Passage provided:
* * *
# vacuum sealers



## Jim Person (Jan 5, 2003)

I have had a Foodsaver vacuum sealer for about 2 years. It was sent back because of a problem sealing and it just started cycling and would not stop. I got it back and it just never seemed to work right. I was told moisture was getting in the pump. Well since most stuff I seal has liquid in it , I was careful to dry off the meat with paper towels etc before seasling. Well today was the last straw. After sealing only 2 bags of fish from a fishing trip,it went on the fritz again. It is now in approximately 34 peices in a box now. Do yourself a favor if you are in the market for a vacuum sealer and want to use it for freezing meat and fish, save a little longer and get a good commercial unit,which I begin looking for this week. If anyone has any info or reviews of good comm. sealers please pass it on. Thanks Jim


----------



## KC Steve (Jan 6, 2004)

I have the Food Saver Professional (paid about $300 for it). I have had it for about 4 years not and never have had a problem with it. Most of my early issues were becasue I neglected to read the instructions. Not saying that was your issue, just that my early experiences would have been beter if I had not been in such a rush. 

I have sealed brisket, fish, venison, meat to be marinated in a wet mixture, all without issue.

Just my experience. I know htere is a lesser unit sold by Food Saver, is that the one you have?

FWIW.

Steve


----------



## Jim Person (Jan 5, 2003)

I had the foodsaver professional II


----------



## Jerry (Jan 3, 2003)

I simply fold a paper towel and place it in the bag before sealing. Moisture does not get through it.

Jerry


----------
* * *
Entries shown:
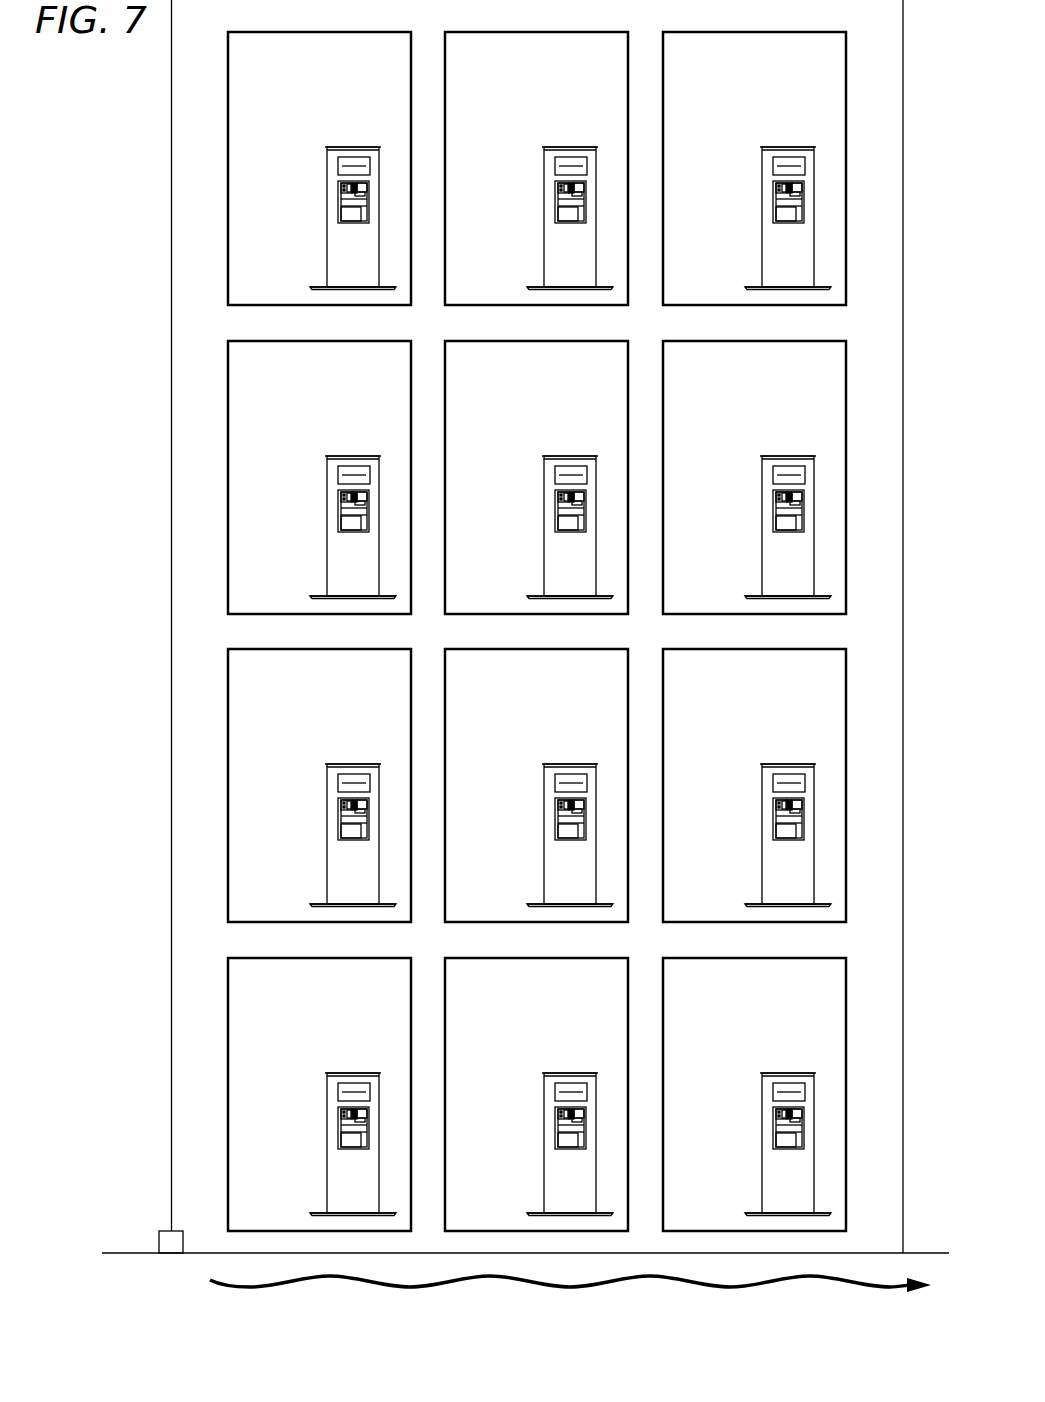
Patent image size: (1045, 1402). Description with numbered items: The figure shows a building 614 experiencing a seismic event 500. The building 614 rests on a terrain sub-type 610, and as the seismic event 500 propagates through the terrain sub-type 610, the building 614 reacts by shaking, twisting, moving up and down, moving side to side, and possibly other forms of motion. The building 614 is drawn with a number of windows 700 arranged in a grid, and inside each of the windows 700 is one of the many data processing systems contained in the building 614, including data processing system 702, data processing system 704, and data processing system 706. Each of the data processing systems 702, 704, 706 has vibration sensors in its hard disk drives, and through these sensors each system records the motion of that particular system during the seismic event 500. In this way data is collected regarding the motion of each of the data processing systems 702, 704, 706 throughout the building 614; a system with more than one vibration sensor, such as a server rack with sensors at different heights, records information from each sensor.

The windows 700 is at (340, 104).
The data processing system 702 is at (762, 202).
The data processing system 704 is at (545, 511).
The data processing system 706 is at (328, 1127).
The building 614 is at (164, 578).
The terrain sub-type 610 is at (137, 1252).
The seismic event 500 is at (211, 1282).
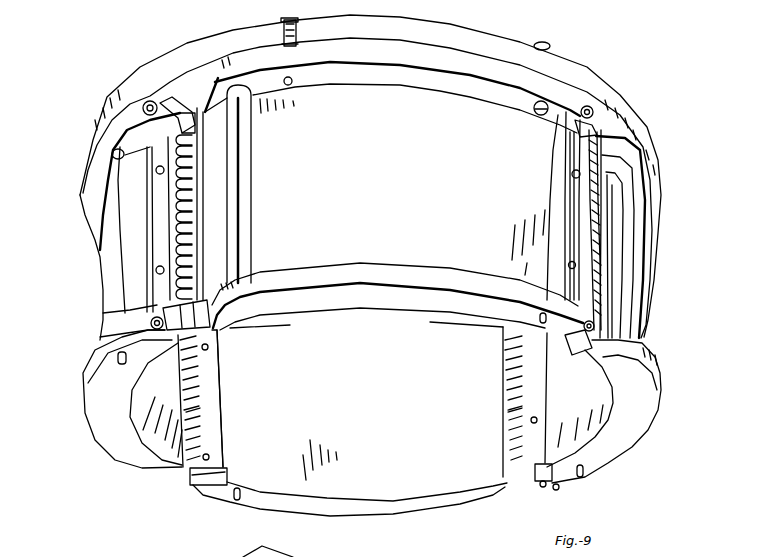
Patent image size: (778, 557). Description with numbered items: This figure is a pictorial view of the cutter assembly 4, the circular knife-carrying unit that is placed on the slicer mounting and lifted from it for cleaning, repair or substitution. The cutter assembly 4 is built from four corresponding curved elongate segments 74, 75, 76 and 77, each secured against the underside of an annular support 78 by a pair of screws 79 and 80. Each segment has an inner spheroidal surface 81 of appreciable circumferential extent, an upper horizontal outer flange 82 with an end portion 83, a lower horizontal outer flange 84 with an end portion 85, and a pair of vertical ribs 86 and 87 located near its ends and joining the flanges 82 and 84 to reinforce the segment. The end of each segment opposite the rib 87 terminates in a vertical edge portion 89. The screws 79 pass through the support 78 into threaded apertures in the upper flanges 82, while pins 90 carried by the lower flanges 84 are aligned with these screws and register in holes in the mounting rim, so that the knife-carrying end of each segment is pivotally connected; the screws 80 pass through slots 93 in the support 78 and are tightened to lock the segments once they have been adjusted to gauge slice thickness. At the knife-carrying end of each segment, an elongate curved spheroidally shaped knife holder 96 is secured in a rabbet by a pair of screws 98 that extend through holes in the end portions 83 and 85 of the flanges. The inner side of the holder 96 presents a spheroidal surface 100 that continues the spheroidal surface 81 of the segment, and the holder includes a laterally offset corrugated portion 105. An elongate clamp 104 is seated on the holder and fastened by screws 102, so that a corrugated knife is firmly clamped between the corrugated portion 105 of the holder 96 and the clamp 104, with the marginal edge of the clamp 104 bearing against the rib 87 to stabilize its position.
* * *
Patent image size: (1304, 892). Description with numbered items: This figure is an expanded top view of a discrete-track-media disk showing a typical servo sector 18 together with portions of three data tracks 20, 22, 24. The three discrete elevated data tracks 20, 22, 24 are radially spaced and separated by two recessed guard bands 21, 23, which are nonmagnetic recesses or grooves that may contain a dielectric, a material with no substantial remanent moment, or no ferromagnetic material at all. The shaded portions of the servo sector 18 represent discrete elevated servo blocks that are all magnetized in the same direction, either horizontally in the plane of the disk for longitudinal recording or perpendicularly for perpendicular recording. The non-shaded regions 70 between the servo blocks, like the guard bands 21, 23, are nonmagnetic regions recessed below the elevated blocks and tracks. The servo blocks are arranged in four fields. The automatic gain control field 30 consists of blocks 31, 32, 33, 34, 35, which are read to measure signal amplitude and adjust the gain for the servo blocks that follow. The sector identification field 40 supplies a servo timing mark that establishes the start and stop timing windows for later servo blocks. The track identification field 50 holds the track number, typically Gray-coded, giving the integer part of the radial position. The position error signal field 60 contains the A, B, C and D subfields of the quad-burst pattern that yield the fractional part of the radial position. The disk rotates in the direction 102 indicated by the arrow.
* * *
Summarize the vacuum sealer thread in two sentences.

Finished answer: Jim's Foodsaver Professional II had been sent back once and was said to be drawing moisture into its pump, and after it failed again, it now sits in about 34 pieces in a box. Jim recommends a good commercial unit for freezing meat and fish, while Steve reports about four years of trouble-free use of a Food Saver Professional on brisket, fish, venison and wet-marinated meat, and Jerry keeps moisture out by placing a folded paper towel in the bag before sealing.